■ EXTRACTED MATERIAL
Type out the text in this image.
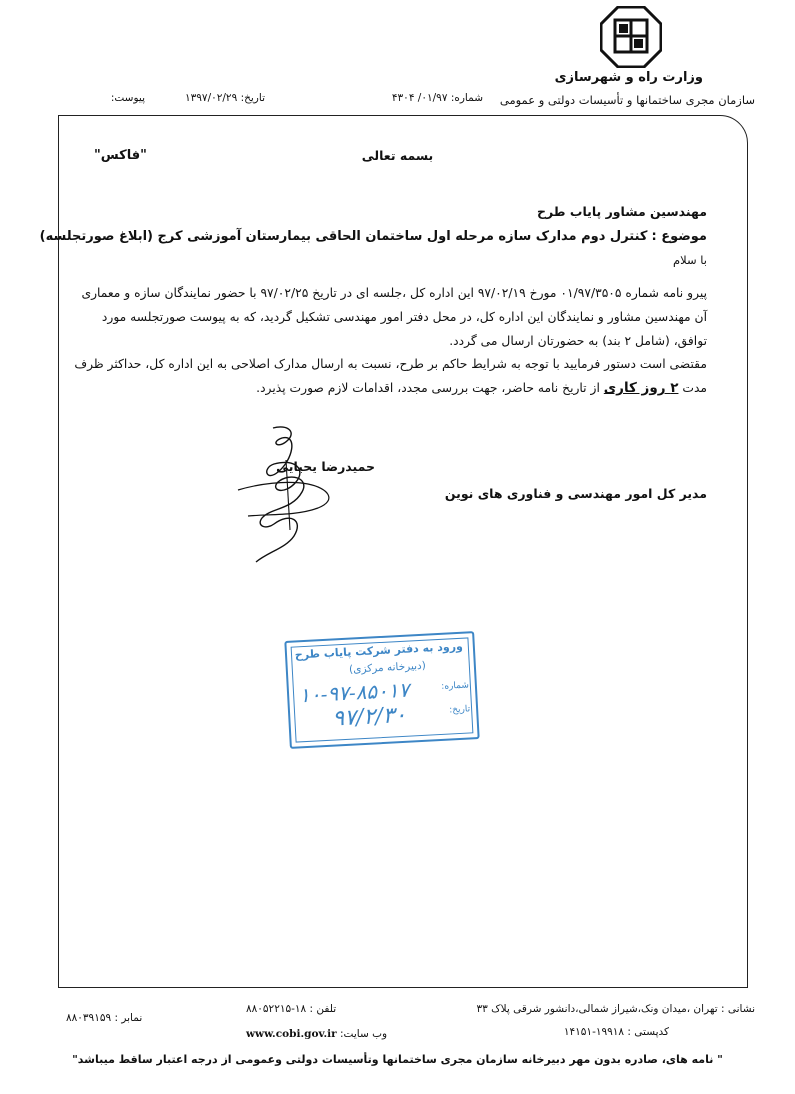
وزارت راه و شهرسازی
سازمان مجری ساختمانها و تأسیسات دولتی و عمومی
شماره: ۰۱/۹۷/ ۴۳۰۴
تاریخ: ۱۳۹۷/۰۲/۲۹
پیوست:
بسمه تعالی
"فاکس"
مهندسین مشاور پایاب طرح
موضوع :کنترل دوم مدارک سازه مرحله اول ساختمان الحاقی بیمارستان آموزشی کرج (ابلاغ صورتجلسه)
با سلام
پیرو نامه شماره ۰۱/۹۷/۳۵۰۵ مورخ ۹۷/۰۲/۱۹ این اداره کل ،جلسه ای در تاریخ ۹۷/۰۲/۲۵ با حضور نمایندگان سازه و معماری آن مهندسین مشاور و نمایندگان این اداره کل، در محل دفتر امور مهندسی تشکیل گردید، که به پیوست صورتجلسه مورد توافق، (شامل ۲ بند) به حضورتان ارسال می گردد.
مقتضی است دستور فرمایید با توجه به شرایط حاکم بر طرح، نسبت به ارسال مدارک اصلاحی به این اداره کل، حداکثر ظرف مدت ۲ روز کاری از تاریخ نامه حاضر، جهت بررسی مجدد، اقدامات لازم صورت پذیرد.
حمیدرضا یحیایی
مدیر کل امور مهندسی و فناوری های نوین
ورود به دفتر شرکت پایاب طرح
(دبیرخانه مرکزی)
شماره:
تاریخ:
۱۰-۹۷-۸۵۰۱۷
۹۷/۲/۳۰
نشانی : تهران ،میدان ونک،شیراز شمالی،دانشور شرقی پلاک ۳۳
تلفن : ۱۸-۸۸۰۵۲۲۱۵
نمابر : ۸۸۰۳۹۱۵۹
کدپستی : ۱۹۹۱۸-۱۴۱۵۱
وب سایت: www.cobi.gov.ir
" نامه های، صادره بدون مهر دبیرخانه سازمان مجری ساختمانها وتأسیسات دولتی وعمومی از درجه اعتبار ساقط میباشد"
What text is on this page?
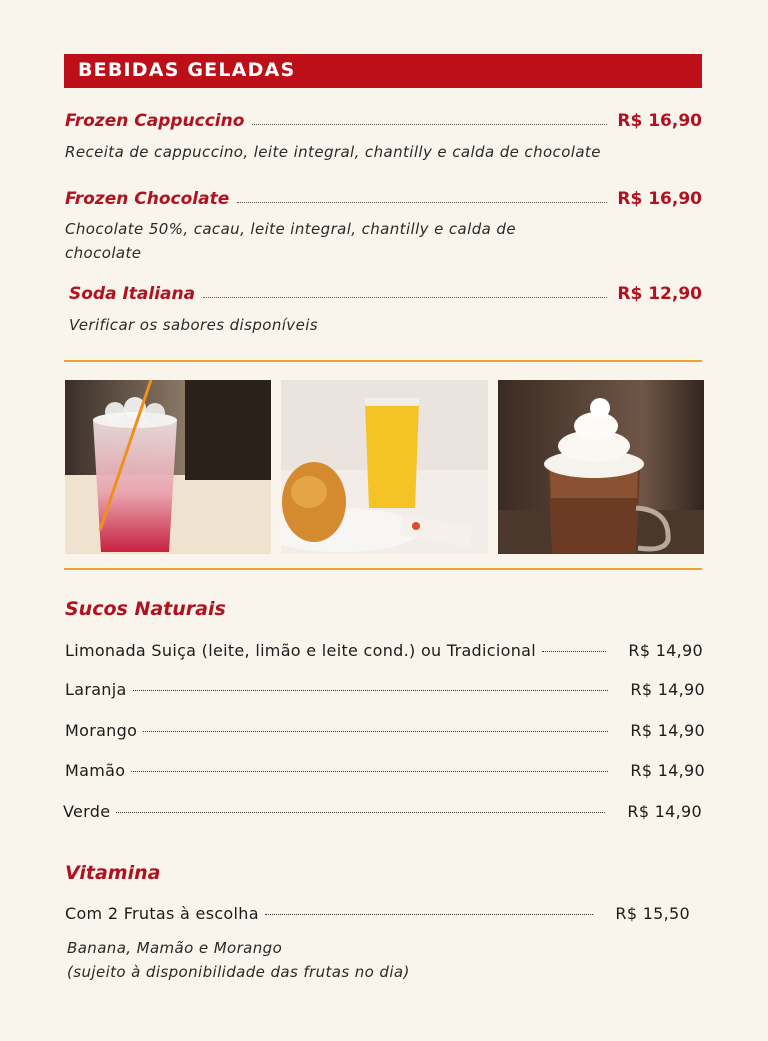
BEBIDAS GELADAS
Frozen Cappuccino	R$ 16,90
Receita de cappuccino, leite integral, chantilly e calda de chocolate
Frozen Chocolate	R$ 16,90
Chocolate 50%, cacau, leite integral, chantilly e calda de chocolate
Soda Italiana	R$ 12,90
Verificar os sabores disponíveis
Sucos Naturais
Limonada Suiça (leite, limão e leite cond.) ou Tradicional	R$ 14,90
Laranja	R$ 14,90
Morango	R$ 14,90
Mamão	R$ 14,90
Verde	R$ 14,90
Vitamina
Com 2 Frutas à escolha	R$ 15,50
Banana, Mamão e Morango
(sujeito à disponibilidade das frutas no dia)
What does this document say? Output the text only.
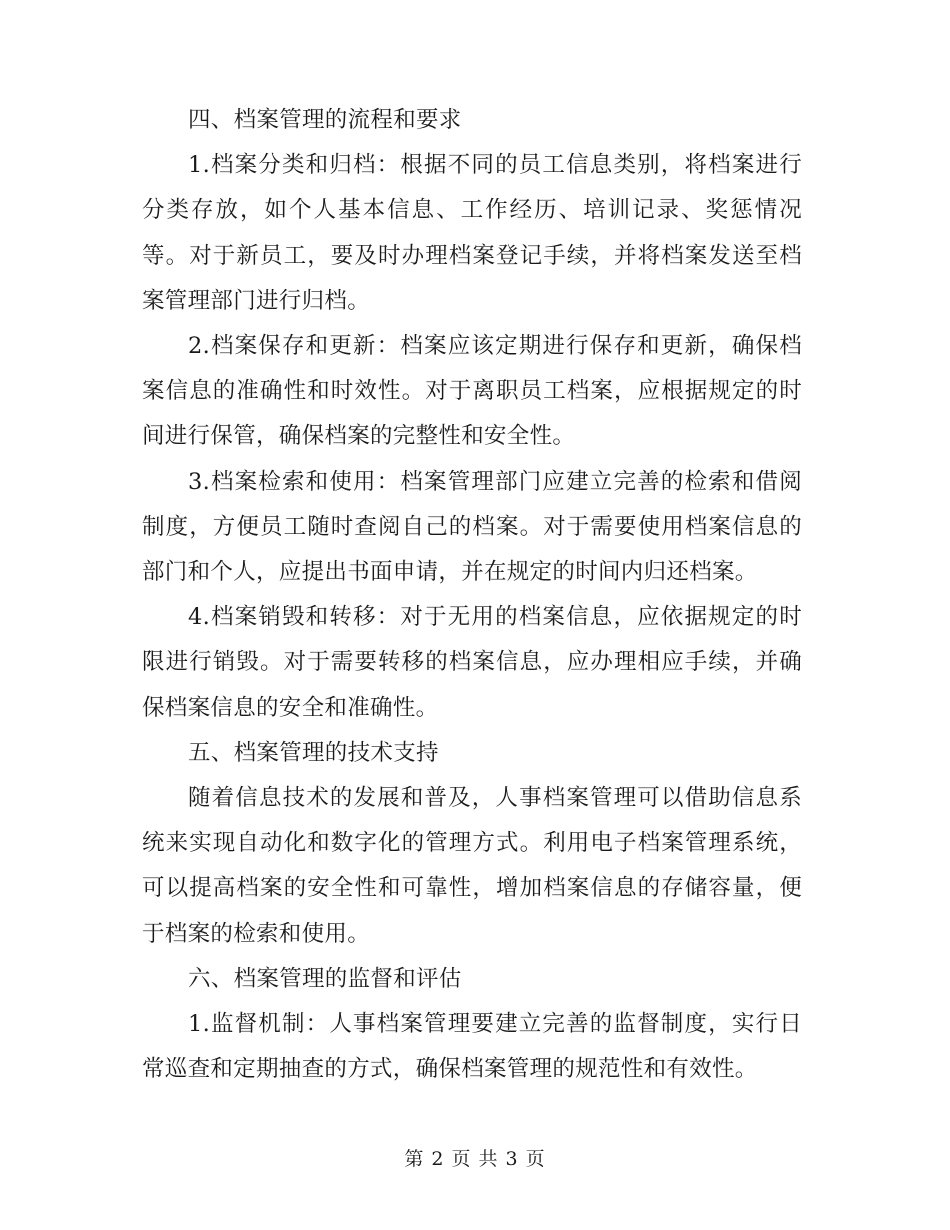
四、档案管理的流程和要求

1.档案分类和归档：根据不同的员工信息类别，将档案进行分类存放，如个人基本信息、工作经历、培训记录、奖惩情况等。对于新员工，要及时办理档案登记手续，并将档案发送至档案管理部门进行归档。

2.档案保存和更新：档案应该定期进行保存和更新，确保档案信息的准确性和时效性。对于离职员工档案，应根据规定的时间进行保管，确保档案的完整性和安全性。

3.档案检索和使用：档案管理部门应建立完善的检索和借阅制度，方便员工随时查阅自己的档案。对于需要使用档案信息的部门和个人，应提出书面申请，并在规定的时间内归还档案。

4.档案销毁和转移：对于无用的档案信息，应依据规定的时限进行销毁。对于需要转移的档案信息，应办理相应手续，并确保档案信息的安全和准确性。

五、档案管理的技术支持

随着信息技术的发展和普及，人事档案管理可以借助信息系统来实现自动化和数字化的管理方式。利用电子档案管理系统，可以提高档案的安全性和可靠性，增加档案信息的存储容量，便于档案的检索和使用。

六、档案管理的监督和评估

1.监督机制：人事档案管理要建立完善的监督制度，实行日常巡查和定期抽查的方式，确保档案管理的规范性和有效性。

第 2 页 共 3 页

■ WORK REQUIRED
Return all of the entries word for word, but omit the pictures.

■ RESPONSE
Type out the text in this image.
وزارت راه و شهرسازی
سازمان مجری ساختمانها و تأسیسات دولتی و عمومی
شماره: ۰۱/۹۷/ ۴۳۰۴
تاریخ: ۱۳۹۷/۰۲/۲۹
پیوست:
بسمه تعالی
"فاکس"
مهندسین مشاور پایاب طرح
موضوع :کنترل دوم مدارک سازه مرحله اول ساختمان الحاقی بیمارستان آموزشی کرج (ابلاغ صورتجلسه)
با سلام
پیرو نامه شماره ۰۱/۹۷/۳۵۰۵ مورخ ۹۷/۰۲/۱۹ این اداره کل ،جلسه ای در تاریخ ۹۷/۰۲/۲۵ با حضور نمایندگان سازه و معماری آن مهندسین مشاور و نمایندگان این اداره کل، در محل دفتر امور مهندسی تشکیل گردید، که به پیوست صورتجلسه مورد توافق، (شامل ۲ بند) به حضورتان ارسال می گردد.
مقتضی است دستور فرمایید با توجه به شرایط حاکم بر طرح، نسبت به ارسال مدارک اصلاحی به این اداره کل، حداکثر ظرف مدت ۲ روز کاری از تاریخ نامه حاضر، جهت بررسی مجدد، اقدامات لازم صورت پذیرد.
حمیدرضا یحیایی
مدیر کل امور مهندسی و فناوری های نوین
ورود به دفتر شرکت پایاب طرح
(دبیرخانه مرکزی)
شماره:
تاریخ:
۱۰-۹۷-۸۵۰۱۷
۹۷/۲/۳۰
نشانی : تهران ،میدان ونک،شیراز شمالی،دانشور شرقی پلاک ۳۳
تلفن : ۱۸-۸۸۰۵۲۲۱۵
نمابر : ۸۸۰۳۹۱۵۹
کدپستی : ۱۹۹۱۸-۱۴۱۵۱
وب سایت: www.cobi.gov.ir
" نامه های، صادره بدون مهر دبیرخانه سازمان مجری ساختمانها وتأسیسات دولتی وعمومی از درجه اعتبار ساقط میباشد"
What text is on this page?
BEBIDAS GELADAS
Frozen Cappuccino	R$ 16,90
Receita de cappuccino, leite integral, chantilly e calda de chocolate
Frozen Chocolate	R$ 16,90
Chocolate 50%, cacau, leite integral, chantilly e calda de chocolate
Soda Italiana	R$ 12,90
Verificar os sabores disponíveis
Sucos Naturais
Limonada Suiça (leite, limão e leite cond.) ou Tradicional	R$ 14,90
Laranja	R$ 14,90
Morango	R$ 14,90
Mamão	R$ 14,90
Verde	R$ 14,90
Vitamina
Com 2 Frutas à escolha	R$ 15,50
Banana, Mamão e Morango
(sujeito à disponibilidade das frutas no dia)
What does this document say? Output the text only.
四、档案管理的流程和要求

1.档案分类和归档：根据不同的员工信息类别，将档案进行分类存放，如个人基本信息、工作经历、培训记录、奖惩情况等。对于新员工，要及时办理档案登记手续，并将档案发送至档案管理部门进行归档。

2.档案保存和更新：档案应该定期进行保存和更新，确保档案信息的准确性和时效性。对于离职员工档案，应根据规定的时间进行保管，确保档案的完整性和安全性。

3.档案检索和使用：档案管理部门应建立完善的检索和借阅制度，方便员工随时查阅自己的档案。对于需要使用档案信息的部门和个人，应提出书面申请，并在规定的时间内归还档案。

4.档案销毁和转移：对于无用的档案信息，应依据规定的时限进行销毁。对于需要转移的档案信息，应办理相应手续，并确保档案信息的安全和准确性。

五、档案管理的技术支持

随着信息技术的发展和普及，人事档案管理可以借助信息系统来实现自动化和数字化的管理方式。利用电子档案管理系统，可以提高档案的安全性和可靠性，增加档案信息的存储容量，便于档案的检索和使用。

六、档案管理的监督和评估

1.监督机制：人事档案管理要建立完善的监督制度，实行日常巡查和定期抽查的方式，确保档案管理的规范性和有效性。

第 2 页 共 3 页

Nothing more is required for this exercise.